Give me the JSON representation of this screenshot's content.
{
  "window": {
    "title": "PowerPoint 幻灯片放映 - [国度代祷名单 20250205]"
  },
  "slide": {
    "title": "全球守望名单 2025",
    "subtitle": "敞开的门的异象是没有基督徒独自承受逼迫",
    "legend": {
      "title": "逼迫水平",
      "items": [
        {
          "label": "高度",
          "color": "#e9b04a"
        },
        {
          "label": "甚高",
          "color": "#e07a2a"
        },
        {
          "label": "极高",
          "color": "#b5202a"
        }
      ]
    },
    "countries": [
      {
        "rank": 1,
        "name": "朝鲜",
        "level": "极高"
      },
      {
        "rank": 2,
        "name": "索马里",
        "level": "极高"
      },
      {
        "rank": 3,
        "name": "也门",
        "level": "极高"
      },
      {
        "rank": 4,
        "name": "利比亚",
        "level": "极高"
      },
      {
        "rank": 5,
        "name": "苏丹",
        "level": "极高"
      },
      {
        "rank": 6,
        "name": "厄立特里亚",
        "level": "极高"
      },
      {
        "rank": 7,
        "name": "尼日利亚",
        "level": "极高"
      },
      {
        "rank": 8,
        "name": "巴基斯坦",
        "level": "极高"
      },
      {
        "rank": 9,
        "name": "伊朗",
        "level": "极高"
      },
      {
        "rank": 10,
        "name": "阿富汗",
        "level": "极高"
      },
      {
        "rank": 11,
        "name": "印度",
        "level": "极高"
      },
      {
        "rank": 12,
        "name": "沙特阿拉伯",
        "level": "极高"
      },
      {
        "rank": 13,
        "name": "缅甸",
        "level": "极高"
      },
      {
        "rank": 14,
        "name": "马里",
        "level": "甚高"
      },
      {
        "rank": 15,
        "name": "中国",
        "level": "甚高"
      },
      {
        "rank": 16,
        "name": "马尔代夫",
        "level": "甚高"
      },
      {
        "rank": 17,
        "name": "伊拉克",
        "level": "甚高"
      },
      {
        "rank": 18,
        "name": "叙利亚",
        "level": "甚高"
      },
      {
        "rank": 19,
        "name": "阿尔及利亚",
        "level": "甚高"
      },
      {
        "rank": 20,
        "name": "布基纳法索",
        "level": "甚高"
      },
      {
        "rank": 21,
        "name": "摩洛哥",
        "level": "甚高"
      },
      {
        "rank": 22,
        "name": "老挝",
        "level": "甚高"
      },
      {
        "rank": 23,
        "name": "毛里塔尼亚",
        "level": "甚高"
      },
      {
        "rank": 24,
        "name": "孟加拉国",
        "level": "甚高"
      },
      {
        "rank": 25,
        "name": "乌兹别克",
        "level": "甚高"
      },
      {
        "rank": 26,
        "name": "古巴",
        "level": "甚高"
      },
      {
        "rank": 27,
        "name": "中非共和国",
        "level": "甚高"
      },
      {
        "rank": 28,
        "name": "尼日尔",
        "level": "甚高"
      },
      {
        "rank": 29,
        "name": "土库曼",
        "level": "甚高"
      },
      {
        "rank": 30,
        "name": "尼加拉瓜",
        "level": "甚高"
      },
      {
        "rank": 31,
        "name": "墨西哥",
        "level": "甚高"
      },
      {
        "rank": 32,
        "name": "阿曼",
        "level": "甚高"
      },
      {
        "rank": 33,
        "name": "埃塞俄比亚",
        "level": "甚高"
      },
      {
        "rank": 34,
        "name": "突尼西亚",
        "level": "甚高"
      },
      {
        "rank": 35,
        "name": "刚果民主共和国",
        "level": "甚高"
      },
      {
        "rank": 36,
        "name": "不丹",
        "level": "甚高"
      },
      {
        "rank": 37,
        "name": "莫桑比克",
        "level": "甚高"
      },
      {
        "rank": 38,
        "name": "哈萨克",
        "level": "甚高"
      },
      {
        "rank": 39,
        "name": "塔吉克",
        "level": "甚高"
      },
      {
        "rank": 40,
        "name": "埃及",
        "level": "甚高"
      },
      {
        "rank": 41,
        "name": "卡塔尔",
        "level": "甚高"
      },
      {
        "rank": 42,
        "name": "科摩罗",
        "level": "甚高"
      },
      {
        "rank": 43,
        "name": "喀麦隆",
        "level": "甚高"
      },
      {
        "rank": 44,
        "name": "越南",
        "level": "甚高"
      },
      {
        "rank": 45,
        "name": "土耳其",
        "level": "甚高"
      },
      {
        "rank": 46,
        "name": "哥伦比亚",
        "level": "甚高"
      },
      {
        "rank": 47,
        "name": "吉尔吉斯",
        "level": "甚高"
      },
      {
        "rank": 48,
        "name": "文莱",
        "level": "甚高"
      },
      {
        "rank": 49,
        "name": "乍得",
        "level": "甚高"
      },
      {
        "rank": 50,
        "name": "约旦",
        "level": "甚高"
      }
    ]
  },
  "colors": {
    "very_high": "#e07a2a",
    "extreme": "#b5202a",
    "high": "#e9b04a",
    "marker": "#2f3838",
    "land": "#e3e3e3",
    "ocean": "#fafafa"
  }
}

══════════

What the task requires -
Restate the records, all of them, precisely as written.

Response for this exercise -
Give me the JSON representation of this screenshot's content.
{
  "window": {
    "title": "PowerPoint 幻灯片放映 - [国度代祷名单 20250205]"
  },
  "slide": {
    "title": "全球守望名单 2025",
    "subtitle": "敞开的门的异象是没有基督徒独自承受逼迫",
    "legend": {
      "title": "逼迫水平",
      "items": [
        {
          "label": "高度",
          "color": "#e9b04a"
        },
        {
          "label": "甚高",
          "color": "#e07a2a"
        },
        {
          "label": "极高",
          "color": "#b5202a"
        }
      ]
    },
    "countries": [
      {
        "rank": 1,
        "name": "朝鲜",
        "level": "极高"
      },
      {
        "rank": 2,
        "name": "索马里",
        "level": "极高"
      },
      {
        "rank": 3,
        "name": "也门",
        "level": "极高"
      },
      {
        "rank": 4,
        "name": "利比亚",
        "level": "极高"
      },
      {
        "rank": 5,
        "name": "苏丹",
        "level": "极高"
      },
      {
        "rank": 6,
        "name": "厄立特里亚",
        "level": "极高"
      },
      {
        "rank": 7,
        "name": "尼日利亚",
        "level": "极高"
      },
      {
        "rank": 8,
        "name": "巴基斯坦",
        "level": "极高"
      },
      {
        "rank": 9,
        "name": "伊朗",
        "level": "极高"
      },
      {
        "rank": 10,
        "name": "阿富汗",
        "level": "极高"
      },
      {
        "rank": 11,
        "name": "印度",
        "level": "极高"
      },
      {
        "rank": 12,
        "name": "沙特阿拉伯",
        "level": "极高"
      },
      {
        "rank": 13,
        "name": "缅甸",
        "level": "极高"
      },
      {
        "rank": 14,
        "name": "马里",
        "level": "甚高"
      },
      {
        "rank": 15,
        "name": "中国",
        "level": "甚高"
      },
      {
        "rank": 16,
        "name": "马尔代夫",
        "level": "甚高"
      },
      {
        "rank": 17,
        "name": "伊拉克",
        "level": "甚高"
      },
      {
        "rank": 18,
        "name": "叙利亚",
        "level": "甚高"
      },
      {
        "rank": 19,
        "name": "阿尔及利亚",
        "level": "甚高"
      },
      {
        "rank": 20,
        "name": "布基纳法索",
        "level": "甚高"
      },
      {
        "rank": 21,
        "name": "摩洛哥",
        "level": "甚高"
      },
      {
        "rank": 22,
        "name": "老挝",
        "level": "甚高"
      },
      {
        "rank": 23,
        "name": "毛里塔尼亚",
        "level": "甚高"
      },
      {
        "rank": 24,
        "name": "孟加拉国",
        "level": "甚高"
      },
      {
        "rank": 25,
        "name": "乌兹别克",
        "level": "甚高"
      },
      {
        "rank": 26,
        "name": "古巴",
        "level": "甚高"
      },
      {
        "rank": 27,
        "name": "中非共和国",
        "level": "甚高"
      },
      {
        "rank": 28,
        "name": "尼日尔",
        "level": "甚高"
      },
      {
        "rank": 29,
        "name": "土库曼",
        "level": "甚高"
      },
      {
        "rank": 30,
        "name": "尼加拉瓜",
        "level": "甚高"
      },
      {
        "rank": 31,
        "name": "墨西哥",
        "level": "甚高"
      },
      {
        "rank": 32,
        "name": "阿曼",
        "level": "甚高"
      },
      {
        "rank": 33,
        "name": "埃塞俄比亚",
        "level": "甚高"
      },
      {
        "rank": 34,
        "name": "突尼西亚",
        "level": "甚高"
      },
      {
        "rank": 35,
        "name": "刚果民主共和国",
        "level": "甚高"
      },
      {
        "rank": 36,
        "name": "不丹",
        "level": "甚高"
      },
      {
        "rank": 37,
        "name": "莫桑比克",
        "level": "甚高"
      },
      {
        "rank": 38,
        "name": "哈萨克",
        "level": "甚高"
      },
      {
        "rank": 39,
        "name": "塔吉克",
        "level": "甚高"
      },
      {
        "rank": 40,
        "name": "埃及",
        "level": "甚高"
      },
      {
        "rank": 41,
        "name": "卡塔尔",
        "level": "甚高"
      },
      {
        "rank": 42,
        "name": "科摩罗",
        "level": "甚高"
      },
      {
        "rank": 43,
        "name": "喀麦隆",
        "level": "甚高"
      },
      {
        "rank": 44,
        "name": "越南",
        "level": "甚高"
      },
      {
        "rank": 45,
        "name": "土耳其",
        "level": "甚高"
      },
      {
        "rank": 46,
        "name": "哥伦比亚",
        "level": "甚高"
      },
      {
        "rank": 47,
        "name": "吉尔吉斯",
        "level": "甚高"
      },
      {
        "rank": 48,
        "name": "文莱",
        "level": "甚高"
      },
      {
        "rank": 49,
        "name": "乍得",
        "level": "甚高"
      },
      {
        "rank": 50,
        "name": "约旦",
        "level": "甚高"
      }
    ]
  },
  "colors": {
    "very_high": "#e07a2a",
    "extreme": "#b5202a",
    "high": "#e9b04a",
    "marker": "#2f3838",
    "land": "#e3e3e3",
    "ocean": "#fafafa"
  }
}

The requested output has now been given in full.